-- Provided entries --
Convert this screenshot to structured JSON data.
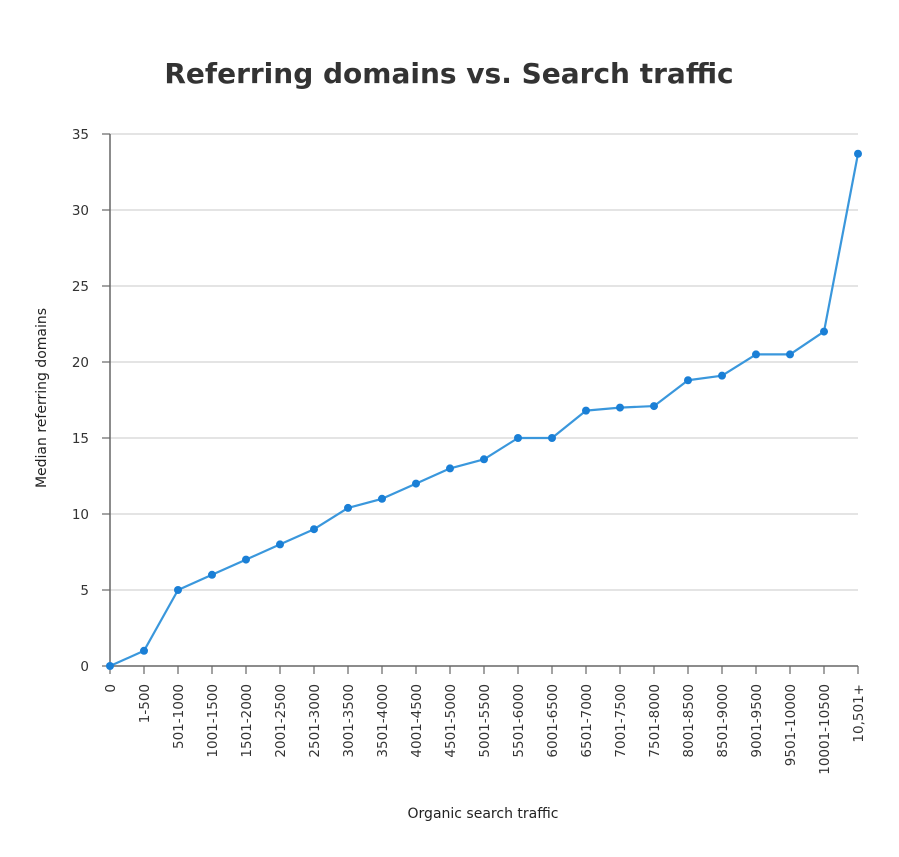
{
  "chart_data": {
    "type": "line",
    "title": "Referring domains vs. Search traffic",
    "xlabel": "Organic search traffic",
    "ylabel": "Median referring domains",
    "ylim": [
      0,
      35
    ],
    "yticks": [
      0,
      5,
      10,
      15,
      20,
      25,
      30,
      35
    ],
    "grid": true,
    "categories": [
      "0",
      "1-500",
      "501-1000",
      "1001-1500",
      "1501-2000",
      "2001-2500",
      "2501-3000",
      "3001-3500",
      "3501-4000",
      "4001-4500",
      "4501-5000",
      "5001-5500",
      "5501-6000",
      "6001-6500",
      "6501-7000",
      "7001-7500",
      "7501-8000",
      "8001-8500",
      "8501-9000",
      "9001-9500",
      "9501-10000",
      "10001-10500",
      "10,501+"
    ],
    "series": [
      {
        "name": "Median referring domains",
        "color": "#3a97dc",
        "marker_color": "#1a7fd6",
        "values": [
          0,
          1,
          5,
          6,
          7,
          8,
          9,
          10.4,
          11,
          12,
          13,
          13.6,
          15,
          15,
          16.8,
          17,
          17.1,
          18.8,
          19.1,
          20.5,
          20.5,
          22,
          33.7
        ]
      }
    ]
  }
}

-- The task --
Collect from the data above every line that includes "domains".

-- Solution below --
    "title": "Referring domains vs. Search traffic",
    "ylabel": "Median referring domains",
        "name": "Median referring domains",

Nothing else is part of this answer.